Wpisy ze zbioru danych o układzie

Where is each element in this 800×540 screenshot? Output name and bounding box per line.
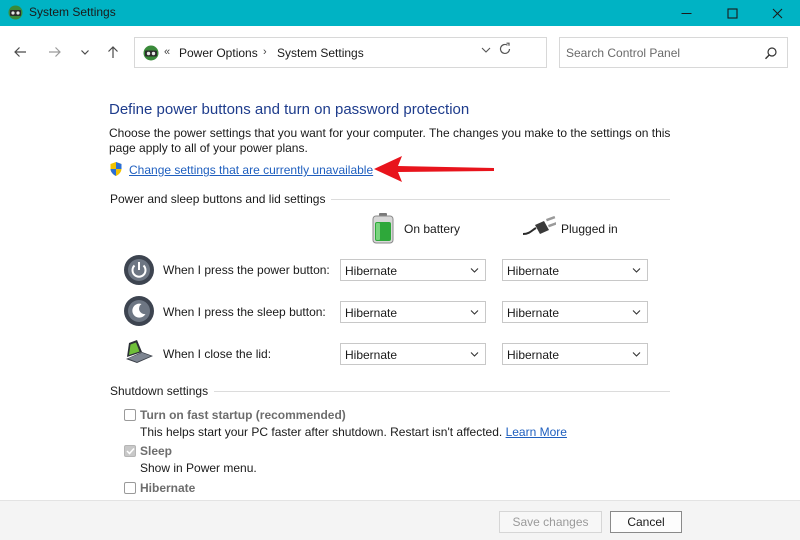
page-title: Define power buttons and turn on passwor… bbox=[109, 101, 470, 118]
chevron-down-icon bbox=[470, 268, 479, 273]
column-on-battery: On battery bbox=[404, 222, 461, 236]
refresh-icon[interactable] bbox=[497, 41, 513, 57]
sleep-description: Show in Power menu. bbox=[140, 461, 257, 475]
search-input[interactable] bbox=[566, 44, 756, 62]
chevron-down-icon bbox=[470, 310, 479, 315]
battery-icon bbox=[372, 213, 394, 244]
cancel-button[interactable]: Cancel bbox=[610, 511, 682, 533]
page-description: Choose the power settings that you want … bbox=[109, 126, 671, 155]
maximize-button[interactable] bbox=[709, 0, 755, 26]
address-bar[interactable]: « Power Options › System Settings bbox=[134, 37, 547, 68]
power-plug-icon bbox=[522, 216, 556, 235]
uac-shield-icon bbox=[110, 162, 122, 176]
content-area: Define power buttons and turn on passwor… bbox=[0, 78, 800, 500]
forward-arrow-icon bbox=[49, 47, 61, 57]
breadcrumb-overflow[interactable]: « bbox=[164, 46, 170, 58]
up-arrow-icon bbox=[108, 46, 118, 58]
shutdown-section-title: Shutdown settings bbox=[110, 384, 215, 398]
sleep-checkbox[interactable] bbox=[124, 445, 136, 457]
back-button[interactable] bbox=[11, 43, 29, 61]
sleep-button-on-battery-select[interactable]: Hibernate bbox=[340, 301, 486, 323]
sleep-label: Sleep bbox=[140, 444, 173, 458]
search-box[interactable] bbox=[559, 37, 788, 68]
up-button[interactable] bbox=[104, 43, 122, 61]
breadcrumb-power-options[interactable]: Power Options bbox=[179, 46, 258, 60]
chevron-down-icon bbox=[632, 352, 641, 357]
power-button-on-battery-select[interactable]: Hibernate bbox=[340, 259, 486, 281]
sleep-button-label: When I press the sleep button: bbox=[163, 305, 326, 319]
forward-button[interactable] bbox=[46, 43, 64, 61]
address-dropdown-icon[interactable] bbox=[479, 43, 493, 57]
close-button[interactable] bbox=[754, 0, 800, 26]
back-arrow-icon bbox=[14, 47, 26, 57]
save-changes-button[interactable]: Save changes bbox=[499, 511, 602, 533]
laptop-lid-icon bbox=[126, 340, 153, 363]
footer-bar: Save changes Cancel bbox=[0, 500, 800, 540]
control-panel-icon bbox=[8, 5, 23, 20]
fast-startup-description: This helps start your PC faster after sh… bbox=[140, 425, 567, 439]
chevron-down-icon bbox=[632, 310, 641, 315]
title-bar: System Settings bbox=[0, 0, 800, 26]
power-button-label: When I press the power button: bbox=[163, 263, 330, 277]
maximize-icon bbox=[726, 7, 738, 19]
column-plugged-in: Plugged in bbox=[561, 222, 618, 236]
sleep-button-plugged-in-select[interactable]: Hibernate bbox=[502, 301, 648, 323]
learn-more-link[interactable]: Learn More bbox=[506, 425, 567, 439]
power-section-title: Power and sleep buttons and lid settings bbox=[110, 192, 332, 206]
minimize-button[interactable] bbox=[663, 0, 709, 26]
sleep-button-icon bbox=[124, 296, 154, 326]
close-lid-plugged-in-select[interactable]: Hibernate bbox=[502, 343, 648, 365]
search-icon[interactable] bbox=[764, 46, 778, 60]
fast-startup-label: Turn on fast startup (recommended) bbox=[140, 408, 346, 422]
minimize-icon bbox=[681, 12, 691, 14]
chevron-down-icon bbox=[632, 268, 641, 273]
red-arrow-annotation bbox=[374, 156, 494, 182]
checkmark-icon bbox=[126, 447, 135, 455]
chevron-down-icon bbox=[470, 352, 479, 357]
power-button-icon bbox=[124, 255, 154, 285]
change-unavailable-settings-link[interactable]: Change settings that are currently unava… bbox=[129, 163, 373, 177]
recent-locations-button[interactable] bbox=[76, 43, 94, 61]
navigation-bar: « Power Options › System Settings bbox=[0, 26, 800, 78]
power-button-plugged-in-select[interactable]: Hibernate bbox=[502, 259, 648, 281]
window-title: System Settings bbox=[29, 5, 116, 19]
close-lid-on-battery-select[interactable]: Hibernate bbox=[340, 343, 486, 365]
hibernate-label: Hibernate bbox=[140, 481, 196, 495]
control-panel-icon bbox=[143, 45, 159, 61]
fast-startup-checkbox[interactable] bbox=[124, 409, 136, 421]
breadcrumb-separator: › bbox=[263, 46, 267, 58]
breadcrumb-system-settings[interactable]: System Settings bbox=[277, 46, 364, 60]
hibernate-checkbox[interactable] bbox=[124, 482, 136, 494]
chevron-down-icon bbox=[81, 50, 89, 55]
close-icon bbox=[772, 8, 782, 18]
close-lid-label: When I close the lid: bbox=[163, 347, 272, 361]
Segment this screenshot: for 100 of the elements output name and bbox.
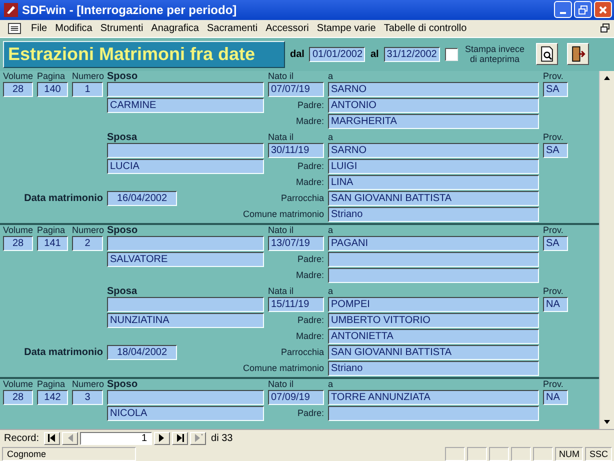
- preview-button[interactable]: [536, 43, 558, 66]
- mother-field[interactable]: [328, 268, 539, 284]
- birthplace-field[interactable]: TORRE ANNUNZIATA: [328, 390, 539, 406]
- status-pane: [510, 446, 531, 461]
- menu-item[interactable]: Sacramenti: [202, 22, 262, 34]
- first-name-field[interactable]: LUCIA: [107, 159, 264, 174]
- status-pane: [488, 446, 509, 461]
- surname-field[interactable]: [107, 82, 264, 98]
- birth-date-field[interactable]: 07/07/19: [268, 82, 324, 98]
- minimize-icon: [560, 12, 566, 14]
- birthplace-label: a: [328, 286, 334, 297]
- father-label: Padre:: [296, 408, 324, 420]
- birthplace-field[interactable]: PAGANI: [328, 236, 539, 252]
- minimize-button[interactable]: [554, 1, 572, 18]
- menu-item[interactable]: Modifica: [51, 22, 96, 34]
- father-field[interactable]: LUIGI: [328, 159, 539, 174]
- page-field[interactable]: 140: [37, 82, 68, 98]
- birthplace-field[interactable]: SARNO: [328, 143, 539, 158]
- surname-field[interactable]: [107, 143, 264, 158]
- first-name-field[interactable]: NUNZIATINA: [107, 313, 264, 328]
- app-icon: [4, 2, 18, 17]
- province-label: Prov.: [543, 132, 564, 143]
- to-label: al: [370, 48, 379, 60]
- wedding-town-field[interactable]: Striano: [328, 361, 539, 376]
- birth-date-field[interactable]: 30/11/19: [268, 143, 324, 158]
- right-arrow-icon: [192, 433, 204, 444]
- birthplace-field[interactable]: SARNO: [328, 82, 539, 98]
- birthplace-label: a: [328, 132, 334, 143]
- number-field[interactable]: 2: [72, 236, 103, 252]
- birth-date-label: Nato il: [268, 70, 295, 82]
- birth-date-label: Nata il: [268, 286, 295, 297]
- province-field[interactable]: NA: [543, 297, 568, 312]
- birth-date-label: Nata il: [268, 132, 295, 143]
- first-name-field[interactable]: NICOLA: [107, 406, 264, 422]
- birth-date-field[interactable]: 13/07/19: [268, 236, 324, 252]
- restore-icon[interactable]: [600, 23, 610, 34]
- father-field[interactable]: ANTONIO: [328, 98, 539, 114]
- last-record-button[interactable]: [172, 432, 188, 445]
- menu-item[interactable]: Stampe varie: [312, 22, 380, 34]
- father-label: Padre:: [296, 100, 324, 112]
- menu-item[interactable]: Accessori: [262, 22, 313, 34]
- birth-date-field[interactable]: 15/11/19: [268, 297, 324, 312]
- first-name-field[interactable]: CARMINE: [107, 98, 264, 114]
- restore-icon: [578, 4, 588, 15]
- birth-date-field[interactable]: 07/09/19: [268, 390, 324, 406]
- parish-field[interactable]: SAN GIOVANNI BATTISTA: [328, 345, 539, 360]
- province-field[interactable]: SA: [543, 82, 568, 98]
- province-field[interactable]: NA: [543, 390, 568, 406]
- number-label: Numero: [72, 378, 103, 390]
- first-record-button[interactable]: [44, 432, 60, 445]
- volume-field[interactable]: 28: [3, 236, 33, 252]
- menu-item[interactable]: File: [27, 22, 52, 34]
- first-name-field[interactable]: SALVATORE: [107, 252, 264, 268]
- page-label: Pagina: [37, 224, 66, 236]
- volume-field[interactable]: 28: [3, 390, 33, 406]
- surname-field[interactable]: [107, 390, 264, 406]
- right-arrow-icon: [174, 433, 186, 444]
- number-field[interactable]: 3: [72, 390, 103, 406]
- mother-label: Madre:: [294, 270, 324, 282]
- wedding-date-field[interactable]: 18/04/2002: [107, 345, 177, 360]
- page-field[interactable]: 142: [37, 390, 68, 406]
- status-pane: [444, 446, 465, 461]
- record-count: di 33: [211, 432, 233, 444]
- page-field[interactable]: 141: [37, 236, 68, 252]
- date-field[interactable]: 31/12/2002: [384, 46, 440, 62]
- close-icon: [598, 4, 608, 15]
- surname-field[interactable]: [107, 297, 264, 312]
- birthplace-field[interactable]: POMPEI: [328, 297, 539, 312]
- wedding-date-field[interactable]: 16/04/2002: [107, 191, 177, 206]
- mother-field[interactable]: LINA: [328, 175, 539, 190]
- province-field[interactable]: SA: [543, 236, 568, 252]
- form-icon[interactable]: [8, 22, 21, 34]
- next-record-button[interactable]: [154, 432, 170, 445]
- date-field[interactable]: 01/01/2002: [309, 46, 366, 62]
- scrollbar[interactable]: [599, 70, 614, 430]
- menu-item[interactable]: Tabelle di controllo: [380, 22, 471, 34]
- volume-label: Volume: [3, 378, 33, 390]
- father-field[interactable]: [328, 406, 539, 422]
- parish-field[interactable]: SAN GIOVANNI BATTISTA: [328, 191, 539, 206]
- restore-button[interactable]: [574, 1, 592, 18]
- father-field[interactable]: [328, 252, 539, 268]
- province-label: Prov.: [543, 224, 564, 236]
- menu-item[interactable]: Strumenti: [96, 22, 148, 34]
- close-button[interactable]: [594, 1, 612, 18]
- surname-field[interactable]: [107, 236, 264, 252]
- father-label: Padre:: [296, 161, 324, 172]
- mother-field[interactable]: ANTONIETTA: [328, 329, 539, 344]
- number-field[interactable]: 1: [72, 82, 103, 98]
- mother-field[interactable]: MARGHERITA: [328, 114, 539, 130]
- province-field[interactable]: SA: [543, 143, 568, 158]
- spouse-label: Sposo: [107, 224, 139, 236]
- wedding-town-label: Comune matrimonio: [242, 363, 324, 374]
- exit-button[interactable]: [566, 43, 589, 66]
- checkbox[interactable]: [444, 48, 458, 61]
- record-number-field[interactable]: 1: [80, 432, 152, 445]
- volume-field[interactable]: 28: [3, 82, 33, 98]
- record-label: Record:: [4, 432, 40, 444]
- father-field[interactable]: UMBERTO VITTORIO: [328, 313, 539, 328]
- wedding-town-field[interactable]: Striano: [328, 207, 539, 222]
- menu-item[interactable]: Anagrafica: [147, 22, 203, 34]
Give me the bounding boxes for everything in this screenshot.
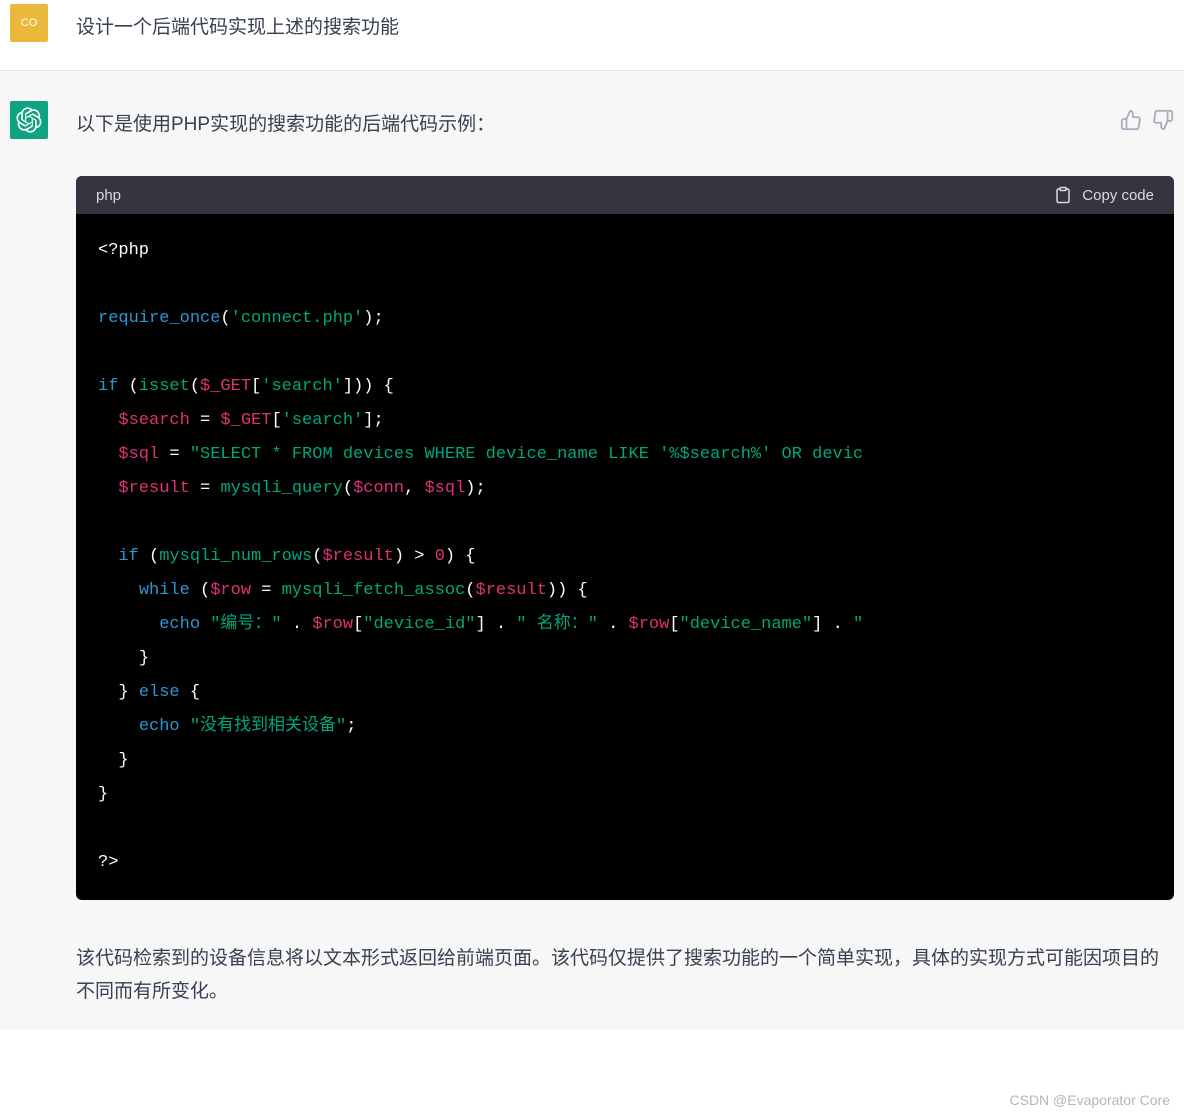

:: TWOJE ZADANIE ::
Powtórz dokładnie wiersze, zaczynając od wiersza zawierającego „page-title: Define power” i kończąc na wierszu zawierającym „back-arrow-icon bbox=[14, 47, 26, 57]”, oba włącznie. Nie dodawaj żadnych innych wierszy.

:: OSTATECZNA ODPOWIEDŹ ::
page-title: Define power buttons and turn on passwor… bbox=[109, 101, 470, 118]
chevron-down-icon bbox=[470, 268, 479, 273]
column-on-battery: On battery bbox=[404, 222, 461, 236]
refresh-icon[interactable] bbox=[497, 41, 513, 57]
sleep-description: Show in Power menu. bbox=[140, 461, 257, 475]
search-input[interactable] bbox=[566, 44, 756, 62]
chevron-down-icon bbox=[470, 310, 479, 315]
battery-icon bbox=[372, 213, 394, 244]
cancel-button[interactable]: Cancel bbox=[610, 511, 682, 533]
page-description: Choose the power settings that you want … bbox=[109, 126, 671, 155]
maximize-button[interactable] bbox=[709, 0, 755, 26]
address-bar[interactable]: « Power Options › System Settings bbox=[134, 37, 547, 68]
power-plug-icon bbox=[522, 216, 556, 235]
uac-shield-icon bbox=[110, 162, 122, 176]
content-area: Define power buttons and turn on passwor… bbox=[0, 78, 800, 500]
forward-arrow-icon bbox=[49, 47, 61, 57]
breadcrumb-overflow[interactable]: « bbox=[164, 46, 170, 58]
up-arrow-icon bbox=[108, 46, 118, 58]
shutdown-section-title: Shutdown settings bbox=[110, 384, 215, 398]
sleep-checkbox[interactable] bbox=[124, 445, 136, 457]
back-button[interactable] bbox=[11, 43, 29, 61]
sleep-button-on-battery-select[interactable]: Hibernate bbox=[340, 301, 486, 323]
sleep-label: Sleep bbox=[140, 444, 173, 458]
search-box[interactable] bbox=[559, 37, 788, 68]
up-button[interactable] bbox=[104, 43, 122, 61]
breadcrumb-power-options[interactable]: Power Options bbox=[179, 46, 258, 60]
chevron-down-icon bbox=[632, 352, 641, 357]
power-button-on-battery-select[interactable]: Hibernate bbox=[340, 259, 486, 281]
sleep-button-label: When I press the sleep button: bbox=[163, 305, 326, 319]
forward-button[interactable] bbox=[46, 43, 64, 61]
address-dropdown-icon[interactable] bbox=[479, 43, 493, 57]
close-button[interactable] bbox=[754, 0, 800, 26]
back-arrow-icon bbox=[14, 47, 26, 57]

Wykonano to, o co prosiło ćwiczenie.